_Required task:_ Reproduce each line exactly. Skip none.

_Data excerpts:_

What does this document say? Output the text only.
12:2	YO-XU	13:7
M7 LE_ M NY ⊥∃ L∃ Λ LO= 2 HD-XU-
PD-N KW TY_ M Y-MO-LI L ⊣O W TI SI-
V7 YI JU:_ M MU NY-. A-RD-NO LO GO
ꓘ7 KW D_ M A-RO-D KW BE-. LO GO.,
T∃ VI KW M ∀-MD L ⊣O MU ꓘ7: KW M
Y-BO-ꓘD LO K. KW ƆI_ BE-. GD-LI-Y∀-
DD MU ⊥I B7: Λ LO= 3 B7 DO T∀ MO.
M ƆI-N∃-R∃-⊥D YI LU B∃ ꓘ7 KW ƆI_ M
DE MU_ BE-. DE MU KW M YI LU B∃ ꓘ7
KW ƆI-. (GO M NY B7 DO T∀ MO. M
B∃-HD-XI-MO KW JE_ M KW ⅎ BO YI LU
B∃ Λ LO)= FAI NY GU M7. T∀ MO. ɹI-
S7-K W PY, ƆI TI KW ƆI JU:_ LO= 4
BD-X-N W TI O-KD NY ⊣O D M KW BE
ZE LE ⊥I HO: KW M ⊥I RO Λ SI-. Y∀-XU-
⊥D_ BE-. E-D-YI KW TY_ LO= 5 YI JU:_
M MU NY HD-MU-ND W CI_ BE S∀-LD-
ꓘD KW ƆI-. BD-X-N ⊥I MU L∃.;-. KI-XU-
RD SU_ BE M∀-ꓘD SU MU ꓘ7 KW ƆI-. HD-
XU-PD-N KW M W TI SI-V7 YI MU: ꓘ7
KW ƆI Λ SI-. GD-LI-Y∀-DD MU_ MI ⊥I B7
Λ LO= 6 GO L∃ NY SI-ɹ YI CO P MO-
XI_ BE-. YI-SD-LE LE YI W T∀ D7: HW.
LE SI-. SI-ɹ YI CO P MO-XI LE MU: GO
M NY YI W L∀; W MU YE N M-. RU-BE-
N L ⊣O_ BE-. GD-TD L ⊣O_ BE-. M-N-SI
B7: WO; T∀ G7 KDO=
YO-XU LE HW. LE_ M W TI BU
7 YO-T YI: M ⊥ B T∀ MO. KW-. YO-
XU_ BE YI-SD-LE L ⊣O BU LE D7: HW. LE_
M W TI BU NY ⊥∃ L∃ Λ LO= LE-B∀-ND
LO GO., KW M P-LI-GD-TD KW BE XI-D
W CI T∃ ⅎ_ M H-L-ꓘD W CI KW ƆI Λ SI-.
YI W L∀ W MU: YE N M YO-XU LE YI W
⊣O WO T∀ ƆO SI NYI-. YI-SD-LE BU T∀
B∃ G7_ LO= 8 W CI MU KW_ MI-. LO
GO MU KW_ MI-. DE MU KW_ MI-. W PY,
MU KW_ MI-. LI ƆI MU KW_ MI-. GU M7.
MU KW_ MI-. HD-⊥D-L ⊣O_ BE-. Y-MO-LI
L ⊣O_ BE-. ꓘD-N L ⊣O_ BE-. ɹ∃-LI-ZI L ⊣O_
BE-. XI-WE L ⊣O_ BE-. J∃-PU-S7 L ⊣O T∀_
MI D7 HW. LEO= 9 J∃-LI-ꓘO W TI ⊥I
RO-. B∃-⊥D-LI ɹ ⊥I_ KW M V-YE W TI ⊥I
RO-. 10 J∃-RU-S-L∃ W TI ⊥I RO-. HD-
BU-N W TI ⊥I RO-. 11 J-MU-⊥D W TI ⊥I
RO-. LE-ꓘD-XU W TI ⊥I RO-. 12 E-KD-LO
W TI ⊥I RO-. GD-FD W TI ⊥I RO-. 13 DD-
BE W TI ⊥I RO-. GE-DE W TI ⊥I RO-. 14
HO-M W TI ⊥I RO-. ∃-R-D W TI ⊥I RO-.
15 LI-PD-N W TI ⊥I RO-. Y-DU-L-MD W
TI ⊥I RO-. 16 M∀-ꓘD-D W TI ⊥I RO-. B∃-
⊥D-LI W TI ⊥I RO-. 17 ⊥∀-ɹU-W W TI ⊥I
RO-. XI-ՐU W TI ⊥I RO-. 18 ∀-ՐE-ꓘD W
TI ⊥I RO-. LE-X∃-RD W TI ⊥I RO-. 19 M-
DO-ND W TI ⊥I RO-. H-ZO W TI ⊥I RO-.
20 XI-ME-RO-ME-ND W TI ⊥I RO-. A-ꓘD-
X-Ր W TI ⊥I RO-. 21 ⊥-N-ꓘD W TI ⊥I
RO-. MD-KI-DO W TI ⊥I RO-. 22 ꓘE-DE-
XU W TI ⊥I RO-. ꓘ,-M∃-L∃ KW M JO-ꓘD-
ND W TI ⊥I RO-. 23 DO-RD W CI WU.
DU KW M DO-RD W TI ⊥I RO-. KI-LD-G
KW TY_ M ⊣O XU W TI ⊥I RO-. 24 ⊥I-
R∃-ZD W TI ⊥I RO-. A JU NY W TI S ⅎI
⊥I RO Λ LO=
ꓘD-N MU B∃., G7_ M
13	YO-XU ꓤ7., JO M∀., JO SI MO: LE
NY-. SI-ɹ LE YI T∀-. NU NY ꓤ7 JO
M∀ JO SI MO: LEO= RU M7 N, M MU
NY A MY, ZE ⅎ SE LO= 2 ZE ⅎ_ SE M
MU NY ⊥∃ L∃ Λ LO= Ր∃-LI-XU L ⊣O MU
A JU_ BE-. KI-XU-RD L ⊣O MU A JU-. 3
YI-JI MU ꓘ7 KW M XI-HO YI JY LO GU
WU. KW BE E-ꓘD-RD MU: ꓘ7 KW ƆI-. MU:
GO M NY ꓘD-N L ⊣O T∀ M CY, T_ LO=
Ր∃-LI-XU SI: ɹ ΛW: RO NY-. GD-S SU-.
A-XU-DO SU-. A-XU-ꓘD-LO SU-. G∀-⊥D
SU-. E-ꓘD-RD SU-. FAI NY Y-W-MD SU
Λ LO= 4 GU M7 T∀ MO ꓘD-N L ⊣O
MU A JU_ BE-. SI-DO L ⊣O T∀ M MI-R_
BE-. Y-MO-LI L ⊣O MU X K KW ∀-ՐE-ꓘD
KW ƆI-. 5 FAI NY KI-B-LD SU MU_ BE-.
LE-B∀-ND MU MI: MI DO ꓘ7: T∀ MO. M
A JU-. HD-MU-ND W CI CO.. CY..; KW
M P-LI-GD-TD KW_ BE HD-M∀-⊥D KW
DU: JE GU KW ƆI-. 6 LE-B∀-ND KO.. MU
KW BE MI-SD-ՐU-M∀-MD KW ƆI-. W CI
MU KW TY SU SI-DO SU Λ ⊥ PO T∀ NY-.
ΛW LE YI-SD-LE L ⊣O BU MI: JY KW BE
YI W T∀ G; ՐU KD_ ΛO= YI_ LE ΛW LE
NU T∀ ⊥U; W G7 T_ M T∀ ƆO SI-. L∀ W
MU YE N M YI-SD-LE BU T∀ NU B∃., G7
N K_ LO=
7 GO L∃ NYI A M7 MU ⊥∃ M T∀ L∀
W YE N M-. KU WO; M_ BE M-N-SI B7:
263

_Solution to the problem:_
What does this document say? Output the text only.
12:2	YO-XU	13:7
M7 LE_ M NY ⊥∃ L∃ Λ LO= 2 HD-XU-
PD-N KW TY_ M Y-MO-LI L ⊣O W TI SI-
V7 YI JU:_ M MU NY-. A-RD-NO LO GO
ꓘ7 KW D_ M A-RO-D KW BE-. LO GO.,
T∃ VI KW M ∀-MD L ⊣O MU ꓘ7: KW M
Y-BO-ꓘD LO K. KW ƆI_ BE-. GD-LI-Y∀-
DD MU ⊥I B7: Λ LO= 3 B7 DO T∀ MO.
M ƆI-N∃-R∃-⊥D YI LU B∃ ꓘ7 KW ƆI_ M
DE MU_ BE-. DE MU KW M YI LU B∃ ꓘ7
KW ƆI-. (GO M NY B7 DO T∀ MO. M
B∃-HD-XI-MO KW JE_ M KW ⅎ BO YI LU
B∃ Λ LO)= FAI NY GU M7. T∀ MO. ɹI-
S7-K W PY, ƆI TI KW ƆI JU:_ LO= 4
BD-X-N W TI O-KD NY ⊣O D M KW BE
ZE LE ⊥I HO: KW M ⊥I RO Λ SI-. Y∀-XU-
⊥D_ BE-. E-D-YI KW TY_ LO= 5 YI JU:_
M MU NY HD-MU-ND W CI_ BE S∀-LD-
ꓘD KW ƆI-. BD-X-N ⊥I MU L∃.;-. KI-XU-
RD SU_ BE M∀-ꓘD SU MU ꓘ7 KW ƆI-. HD-
XU-PD-N KW M W TI SI-V7 YI MU: ꓘ7
KW ƆI Λ SI-. GD-LI-Y∀-DD MU_ MI ⊥I B7
Λ LO= 6 GO L∃ NY SI-ɹ YI CO P MO-
XI_ BE-. YI-SD-LE LE YI W T∀ D7: HW.
LE SI-. SI-ɹ YI CO P MO-XI LE MU: GO
M NY YI W L∀; W MU YE N M-. RU-BE-
N L ⊣O_ BE-. GD-TD L ⊣O_ BE-. M-N-SI
B7: WO; T∀ G7 KDO=
YO-XU LE HW. LE_ M W TI BU
7 YO-T YI: M ⊥ B T∀ MO. KW-. YO-
XU_ BE YI-SD-LE L ⊣O BU LE D7: HW. LE_
M W TI BU NY ⊥∃ L∃ Λ LO= LE-B∀-ND
LO GO., KW M P-LI-GD-TD KW BE XI-D
W CI T∃ ⅎ_ M H-L-ꓘD W CI KW ƆI Λ SI-.
YI W L∀ W MU: YE N M YO-XU LE YI W
⊣O WO T∀ ƆO SI NYI-. YI-SD-LE BU T∀
B∃ G7_ LO= 8 W CI MU KW_ MI-. LO
GO MU KW_ MI-. DE MU KW_ MI-. W PY,
MU KW_ MI-. LI ƆI MU KW_ MI-. GU M7.
MU KW_ MI-. HD-⊥D-L ⊣O_ BE-. Y-MO-LI
L ⊣O_ BE-. ꓘD-N L ⊣O_ BE-. ɹ∃-LI-ZI L ⊣O_
BE-. XI-WE L ⊣O_ BE-. J∃-PU-S7 L ⊣O T∀_
MI D7 HW. LEO= 9 J∃-LI-ꓘO W TI ⊥I
RO-. B∃-⊥D-LI ɹ ⊥I_ KW M V-YE W TI ⊥I
RO-. 10 J∃-RU-S-L∃ W TI ⊥I RO-. HD-
BU-N W TI ⊥I RO-. 11 J-MU-⊥D W TI ⊥I
RO-. LE-ꓘD-XU W TI ⊥I RO-. 12 E-KD-LO
W TI ⊥I RO-. GD-FD W TI ⊥I RO-. 13 DD-
BE W TI ⊥I RO-. GE-DE W TI ⊥I RO-. 14
HO-M W TI ⊥I RO-. ∃-R-D W TI ⊥I RO-.
15 LI-PD-N W TI ⊥I RO-. Y-DU-L-MD W
TI ⊥I RO-. 16 M∀-ꓘD-D W TI ⊥I RO-. B∃-
⊥D-LI W TI ⊥I RO-. 17 ⊥∀-ɹU-W W TI ⊥I
RO-. XI-ՐU W TI ⊥I RO-. 18 ∀-ՐE-ꓘD W
TI ⊥I RO-. LE-X∃-RD W TI ⊥I RO-. 19 M-
DO-ND W TI ⊥I RO-. H-ZO W TI ⊥I RO-.
20 XI-ME-RO-ME-ND W TI ⊥I RO-. A-ꓘD-
X-Ր W TI ⊥I RO-. 21 ⊥-N-ꓘD W TI ⊥I
RO-. MD-KI-DO W TI ⊥I RO-. 22 ꓘE-DE-
XU W TI ⊥I RO-. ꓘ,-M∃-L∃ KW M JO-ꓘD-
ND W TI ⊥I RO-. 23 DO-RD W CI WU.
DU KW M DO-RD W TI ⊥I RO-. KI-LD-G
KW TY_ M ⊣O XU W TI ⊥I RO-. 24 ⊥I-
R∃-ZD W TI ⊥I RO-. A JU NY W TI S ⅎI
⊥I RO Λ LO=
ꓘD-N MU B∃., G7_ M
13	YO-XU ꓤ7., JO M∀., JO SI MO: LE
NY-. SI-ɹ LE YI T∀-. NU NY ꓤ7 JO
M∀ JO SI MO: LEO= RU M7 N, M MU
NY A MY, ZE ⅎ SE LO= 2 ZE ⅎ_ SE M
MU NY ⊥∃ L∃ Λ LO= Ր∃-LI-XU L ⊣O MU
A JU_ BE-. KI-XU-RD L ⊣O MU A JU-. 3
YI-JI MU ꓘ7 KW M XI-HO YI JY LO GU
WU. KW BE E-ꓘD-RD MU: ꓘ7 KW ƆI-. MU:
GO M NY ꓘD-N L ⊣O T∀ M CY, T_ LO=
Ր∃-LI-XU SI: ɹ ΛW: RO NY-. GD-S SU-.
A-XU-DO SU-. A-XU-ꓘD-LO SU-. G∀-⊥D
SU-. E-ꓘD-RD SU-. FAI NY Y-W-MD SU
Λ LO= 4 GU M7 T∀ MO ꓘD-N L ⊣O
MU A JU_ BE-. SI-DO L ⊣O T∀ M MI-R_
BE-. Y-MO-LI L ⊣O MU X K KW ∀-ՐE-ꓘD
KW ƆI-. 5 FAI NY KI-B-LD SU MU_ BE-.
LE-B∀-ND MU MI: MI DO ꓘ7: T∀ MO. M
A JU-. HD-MU-ND W CI CO.. CY..; KW
M P-LI-GD-TD KW_ BE HD-M∀-⊥D KW
DU: JE GU KW ƆI-. 6 LE-B∀-ND KO.. MU
KW BE MI-SD-ՐU-M∀-MD KW ƆI-. W CI
MU KW TY SU SI-DO SU Λ ⊥ PO T∀ NY-.
ΛW LE YI-SD-LE L ⊣O BU MI: JY KW BE
YI W T∀ G; ՐU KD_ ΛO= YI_ LE ΛW LE
NU T∀ ⊥U; W G7 T_ M T∀ ƆO SI-. L∀ W
MU YE N M YI-SD-LE BU T∀ NU B∃., G7
N K_ LO=
7 GO L∃ NYI A M7 MU ⊥∃ M T∀ L∀
W YE N M-. KU WO; M_ BE M-N-SI B7:
263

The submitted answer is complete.